● Job
Exactly repeat the full listing that follows.

>>

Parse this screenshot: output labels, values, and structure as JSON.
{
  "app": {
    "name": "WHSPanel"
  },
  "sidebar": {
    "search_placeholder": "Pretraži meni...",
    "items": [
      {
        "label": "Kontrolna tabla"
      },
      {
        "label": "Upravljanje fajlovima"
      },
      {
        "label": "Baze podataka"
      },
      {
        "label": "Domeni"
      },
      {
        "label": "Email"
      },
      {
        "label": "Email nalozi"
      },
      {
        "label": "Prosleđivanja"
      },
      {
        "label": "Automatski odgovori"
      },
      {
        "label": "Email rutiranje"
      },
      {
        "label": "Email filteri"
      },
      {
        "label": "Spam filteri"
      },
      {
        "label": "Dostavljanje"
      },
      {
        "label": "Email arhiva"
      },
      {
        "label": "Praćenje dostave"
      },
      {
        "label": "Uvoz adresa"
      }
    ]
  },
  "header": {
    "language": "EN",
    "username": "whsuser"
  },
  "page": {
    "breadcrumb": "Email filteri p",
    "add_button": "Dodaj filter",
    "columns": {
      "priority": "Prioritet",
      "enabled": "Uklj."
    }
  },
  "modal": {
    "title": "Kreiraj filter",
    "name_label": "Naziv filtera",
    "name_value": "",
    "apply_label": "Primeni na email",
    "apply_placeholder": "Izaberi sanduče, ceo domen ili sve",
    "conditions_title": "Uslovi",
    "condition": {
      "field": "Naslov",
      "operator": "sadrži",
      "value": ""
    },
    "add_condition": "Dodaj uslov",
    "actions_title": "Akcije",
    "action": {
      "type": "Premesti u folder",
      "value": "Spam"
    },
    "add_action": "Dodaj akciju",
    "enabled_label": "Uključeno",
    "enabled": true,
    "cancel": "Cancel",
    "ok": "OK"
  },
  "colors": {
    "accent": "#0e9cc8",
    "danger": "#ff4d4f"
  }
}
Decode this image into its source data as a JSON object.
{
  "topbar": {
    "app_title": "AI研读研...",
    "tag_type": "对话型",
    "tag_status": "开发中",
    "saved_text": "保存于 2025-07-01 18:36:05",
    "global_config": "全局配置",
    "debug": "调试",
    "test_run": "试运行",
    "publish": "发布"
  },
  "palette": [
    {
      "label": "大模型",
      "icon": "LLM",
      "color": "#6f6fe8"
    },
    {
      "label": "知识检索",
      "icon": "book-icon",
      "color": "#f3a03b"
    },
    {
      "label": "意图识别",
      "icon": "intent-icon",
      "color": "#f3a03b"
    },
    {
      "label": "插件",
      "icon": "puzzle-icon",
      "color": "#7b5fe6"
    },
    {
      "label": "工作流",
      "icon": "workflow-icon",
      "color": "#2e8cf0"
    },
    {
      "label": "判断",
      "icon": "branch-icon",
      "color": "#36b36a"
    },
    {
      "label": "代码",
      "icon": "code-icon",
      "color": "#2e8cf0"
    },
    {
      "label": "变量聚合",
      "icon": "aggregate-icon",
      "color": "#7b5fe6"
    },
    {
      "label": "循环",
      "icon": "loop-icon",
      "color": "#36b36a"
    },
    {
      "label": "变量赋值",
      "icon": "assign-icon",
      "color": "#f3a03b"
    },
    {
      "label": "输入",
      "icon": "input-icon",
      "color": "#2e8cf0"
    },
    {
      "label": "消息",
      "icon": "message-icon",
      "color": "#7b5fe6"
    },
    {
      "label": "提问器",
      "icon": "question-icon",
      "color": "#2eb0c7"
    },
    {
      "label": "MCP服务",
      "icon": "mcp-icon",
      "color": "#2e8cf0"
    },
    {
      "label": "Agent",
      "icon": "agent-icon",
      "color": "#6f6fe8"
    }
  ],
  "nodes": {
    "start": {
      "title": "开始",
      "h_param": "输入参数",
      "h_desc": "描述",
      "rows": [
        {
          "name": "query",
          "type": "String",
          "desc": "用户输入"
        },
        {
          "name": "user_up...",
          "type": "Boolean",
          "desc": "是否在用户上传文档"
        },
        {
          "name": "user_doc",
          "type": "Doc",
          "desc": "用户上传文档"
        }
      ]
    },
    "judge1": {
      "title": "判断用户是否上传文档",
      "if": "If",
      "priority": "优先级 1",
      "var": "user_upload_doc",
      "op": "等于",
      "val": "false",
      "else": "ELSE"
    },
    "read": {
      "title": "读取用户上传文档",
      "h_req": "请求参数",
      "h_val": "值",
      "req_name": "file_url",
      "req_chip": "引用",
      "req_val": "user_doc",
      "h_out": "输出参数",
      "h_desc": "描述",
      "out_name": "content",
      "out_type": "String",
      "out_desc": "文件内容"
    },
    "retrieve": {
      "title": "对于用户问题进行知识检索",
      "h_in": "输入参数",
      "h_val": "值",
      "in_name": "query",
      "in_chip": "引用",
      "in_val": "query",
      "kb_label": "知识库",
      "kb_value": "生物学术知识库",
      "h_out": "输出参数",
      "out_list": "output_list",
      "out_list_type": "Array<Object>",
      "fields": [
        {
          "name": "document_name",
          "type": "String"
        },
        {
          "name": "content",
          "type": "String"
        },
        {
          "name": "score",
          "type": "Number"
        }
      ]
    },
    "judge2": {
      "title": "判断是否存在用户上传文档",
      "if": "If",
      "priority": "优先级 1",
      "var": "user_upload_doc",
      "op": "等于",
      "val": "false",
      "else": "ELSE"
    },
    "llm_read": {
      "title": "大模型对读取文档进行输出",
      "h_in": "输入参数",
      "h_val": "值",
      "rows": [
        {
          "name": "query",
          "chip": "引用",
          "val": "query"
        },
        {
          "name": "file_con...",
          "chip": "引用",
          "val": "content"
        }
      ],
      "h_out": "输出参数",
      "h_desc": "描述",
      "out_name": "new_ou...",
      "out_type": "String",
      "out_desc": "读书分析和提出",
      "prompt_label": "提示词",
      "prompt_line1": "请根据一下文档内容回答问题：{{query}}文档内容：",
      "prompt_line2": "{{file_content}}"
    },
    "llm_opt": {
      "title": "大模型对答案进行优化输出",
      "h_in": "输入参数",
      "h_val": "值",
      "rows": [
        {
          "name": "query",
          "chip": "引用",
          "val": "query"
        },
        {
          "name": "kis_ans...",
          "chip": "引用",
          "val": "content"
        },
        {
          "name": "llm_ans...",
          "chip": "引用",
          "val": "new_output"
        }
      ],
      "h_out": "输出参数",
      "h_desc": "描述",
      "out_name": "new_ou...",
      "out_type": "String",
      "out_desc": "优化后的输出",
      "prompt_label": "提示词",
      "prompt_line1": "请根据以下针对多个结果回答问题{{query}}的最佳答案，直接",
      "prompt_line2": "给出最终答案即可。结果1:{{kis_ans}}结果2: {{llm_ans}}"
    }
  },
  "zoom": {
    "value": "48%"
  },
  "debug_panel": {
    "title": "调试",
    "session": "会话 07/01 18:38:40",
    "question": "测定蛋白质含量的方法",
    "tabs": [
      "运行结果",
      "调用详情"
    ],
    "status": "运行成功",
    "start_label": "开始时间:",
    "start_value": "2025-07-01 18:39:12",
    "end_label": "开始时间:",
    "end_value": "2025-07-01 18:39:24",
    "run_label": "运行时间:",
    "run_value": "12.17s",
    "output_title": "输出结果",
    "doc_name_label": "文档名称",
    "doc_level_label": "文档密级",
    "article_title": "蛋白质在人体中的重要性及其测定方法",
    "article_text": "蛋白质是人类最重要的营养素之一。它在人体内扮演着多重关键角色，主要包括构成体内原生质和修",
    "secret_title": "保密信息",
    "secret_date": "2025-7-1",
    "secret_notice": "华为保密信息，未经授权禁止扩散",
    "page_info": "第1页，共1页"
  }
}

<<

● Exercise answer
Parse this screenshot: output labels, values, and structure as JSON.
{
  "app": {
    "name": "WHSPanel"
  },
  "sidebar": {
    "search_placeholder": "Pretraži meni...",
    "items": [
      {
        "label": "Kontrolna tabla"
      },
      {
        "label": "Upravljanje fajlovima"
      },
      {
        "label": "Baze podataka"
      },
      {
        "label": "Domeni"
      },
      {
        "label": "Email"
      },
      {
        "label": "Email nalozi"
      },
      {
        "label": "Prosleđivanja"
      },
      {
        "label": "Automatski odgovori"
      },
      {
        "label": "Email rutiranje"
      },
      {
        "label": "Email filteri"
      },
      {
        "label": "Spam filteri"
      },
      {
        "label": "Dostavljanje"
      },
      {
        "label": "Email arhiva"
      },
      {
        "label": "Praćenje dostave"
      },
      {
        "label": "Uvoz adresa"
      }
    ]
  },
  "header": {
    "language": "EN",
    "username": "whsuser"
  },
  "page": {
    "breadcrumb": "Email filteri p",
    "add_button": "Dodaj filter",
    "columns": {
      "priority": "Prioritet",
      "enabled": "Uklj."
    }
  },
  "modal": {
    "title": "Kreiraj filter",
    "name_label": "Naziv filtera",
    "name_value": "",
    "apply_label": "Primeni na email",
    "apply_placeholder": "Izaberi sanduče, ceo domen ili sve",
    "conditions_title": "Uslovi",
    "condition": {
      "field": "Naslov",
      "operator": "sadrži",
      "value": ""
    },
    "add_condition": "Dodaj uslov",
    "actions_title": "Akcije",
    "action": {
      "type": "Premesti u folder",
      "value": "Spam"
    },
    "add_action": "Dodaj akciju",
    "enabled_label": "Uključeno",
    "enabled": true,
    "cancel": "Cancel",
    "ok": "OK"
  },
  "colors": {
    "accent": "#0e9cc8",
    "danger": "#ff4d4f"
  }
}
Decode this image into its source data as a JSON object.
{
  "topbar": {
    "app_title": "AI研读研...",
    "tag_type": "对话型",
    "tag_status": "开发中",
    "saved_text": "保存于 2025-07-01 18:36:05",
    "global_config": "全局配置",
    "debug": "调试",
    "test_run": "试运行",
    "publish": "发布"
  },
  "palette": [
    {
      "label": "大模型",
      "icon": "LLM",
      "color": "#6f6fe8"
    },
    {
      "label": "知识检索",
      "icon": "book-icon",
      "color": "#f3a03b"
    },
    {
      "label": "意图识别",
      "icon": "intent-icon",
      "color": "#f3a03b"
    },
    {
      "label": "插件",
      "icon": "puzzle-icon",
      "color": "#7b5fe6"
    },
    {
      "label": "工作流",
      "icon": "workflow-icon",
      "color": "#2e8cf0"
    },
    {
      "label": "判断",
      "icon": "branch-icon",
      "color": "#36b36a"
    },
    {
      "label": "代码",
      "icon": "code-icon",
      "color": "#2e8cf0"
    },
    {
      "label": "变量聚合",
      "icon": "aggregate-icon",
      "color": "#7b5fe6"
    },
    {
      "label": "循环",
      "icon": "loop-icon",
      "color": "#36b36a"
    },
    {
      "label": "变量赋值",
      "icon": "assign-icon",
      "color": "#f3a03b"
    },
    {
      "label": "输入",
      "icon": "input-icon",
      "color": "#2e8cf0"
    },
    {
      "label": "消息",
      "icon": "message-icon",
      "color": "#7b5fe6"
    },
    {
      "label": "提问器",
      "icon": "question-icon",
      "color": "#2eb0c7"
    },
    {
      "label": "MCP服务",
      "icon": "mcp-icon",
      "color": "#2e8cf0"
    },
    {
      "label": "Agent",
      "icon": "agent-icon",
      "color": "#6f6fe8"
    }
  ],
  "nodes": {
    "start": {
      "title": "开始",
      "h_param": "输入参数",
      "h_desc": "描述",
      "rows": [
        {
          "name": "query",
          "type": "String",
          "desc": "用户输入"
        },
        {
          "name": "user_up...",
          "type": "Boolean",
          "desc": "是否在用户上传文档"
        },
        {
          "name": "user_doc",
          "type": "Doc",
          "desc": "用户上传文档"
        }
      ]
    },
    "judge1": {
      "title": "判断用户是否上传文档",
      "if": "If",
      "priority": "优先级 1",
      "var": "user_upload_doc",
      "op": "等于",
      "val": "false",
      "else": "ELSE"
    },
    "read": {
      "title": "读取用户上传文档",
      "h_req": "请求参数",
      "h_val": "值",
      "req_name": "file_url",
      "req_chip": "引用",
      "req_val": "user_doc",
      "h_out": "输出参数",
      "h_desc": "描述",
      "out_name": "content",
      "out_type": "String",
      "out_desc": "文件内容"
    },
    "retrieve": {
      "title": "对于用户问题进行知识检索",
      "h_in": "输入参数",
      "h_val": "值",
      "in_name": "query",
      "in_chip": "引用",
      "in_val": "query",
      "kb_label": "知识库",
      "kb_value": "生物学术知识库",
      "h_out": "输出参数",
      "out_list": "output_list",
      "out_list_type": "Array<Object>",
      "fields": [
        {
          "name": "document_name",
          "type": "String"
        },
        {
          "name": "content",
          "type": "String"
        },
        {
          "name": "score",
          "type": "Number"
        }
      ]
    },
    "judge2": {
      "title": "判断是否存在用户上传文档",
      "if": "If",
      "priority": "优先级 1",
      "var": "user_upload_doc",
      "op": "等于",
      "val": "false",
      "else": "ELSE"
    },
    "llm_read": {
      "title": "大模型对读取文档进行输出",
      "h_in": "输入参数",
      "h_val": "值",
      "rows": [
        {
          "name": "query",
          "chip": "引用",
          "val": "query"
        },
        {
          "name": "file_con...",
          "chip": "引用",
          "val": "content"
        }
      ],
      "h_out": "输出参数",
      "h_desc": "描述",
      "out_name": "new_ou...",
      "out_type": "String",
      "out_desc": "读书分析和提出",
      "prompt_label": "提示词",
      "prompt_line1": "请根据一下文档内容回答问题：{{query}}文档内容：",
      "prompt_line2": "{{file_content}}"
    },
    "llm_opt": {
      "title": "大模型对答案进行优化输出",
      "h_in": "输入参数",
      "h_val": "值",
      "rows": [
        {
          "name": "query",
          "chip": "引用",
          "val": "query"
        },
        {
          "name": "kis_ans...",
          "chip": "引用",
          "val": "content"
        },
        {
          "name": "llm_ans...",
          "chip": "引用",
          "val": "new_output"
        }
      ],
      "h_out": "输出参数",
      "h_desc": "描述",
      "out_name": "new_ou...",
      "out_type": "String",
      "out_desc": "优化后的输出",
      "prompt_label": "提示词",
      "prompt_line1": "请根据以下针对多个结果回答问题{{query}}的最佳答案，直接",
      "prompt_line2": "给出最终答案即可。结果1:{{kis_ans}}结果2: {{llm_ans}}"
    }
  },
  "zoom": {
    "value": "48%"
  },
  "debug_panel": {
    "title": "调试",
    "session": "会话 07/01 18:38:40",
    "question": "测定蛋白质含量的方法",
    "tabs": [
      "运行结果",
      "调用详情"
    ],
    "status": "运行成功",
    "start_label": "开始时间:",
    "start_value": "2025-07-01 18:39:12",
    "end_label": "开始时间:",
    "end_value": "2025-07-01 18:39:24",
    "run_label": "运行时间:",
    "run_value": "12.17s",
    "output_title": "输出结果",
    "doc_name_label": "文档名称",
    "doc_level_label": "文档密级",
    "article_title": "蛋白质在人体中的重要性及其测定方法",
    "article_text": "蛋白质是人类最重要的营养素之一。它在人体内扮演着多重关键角色，主要包括构成体内原生质和修",
    "secret_title": "保密信息",
    "secret_date": "2025-7-1",
    "secret_notice": "华为保密信息，未经授权禁止扩散",
    "page_info": "第1页，共1页"
  }
}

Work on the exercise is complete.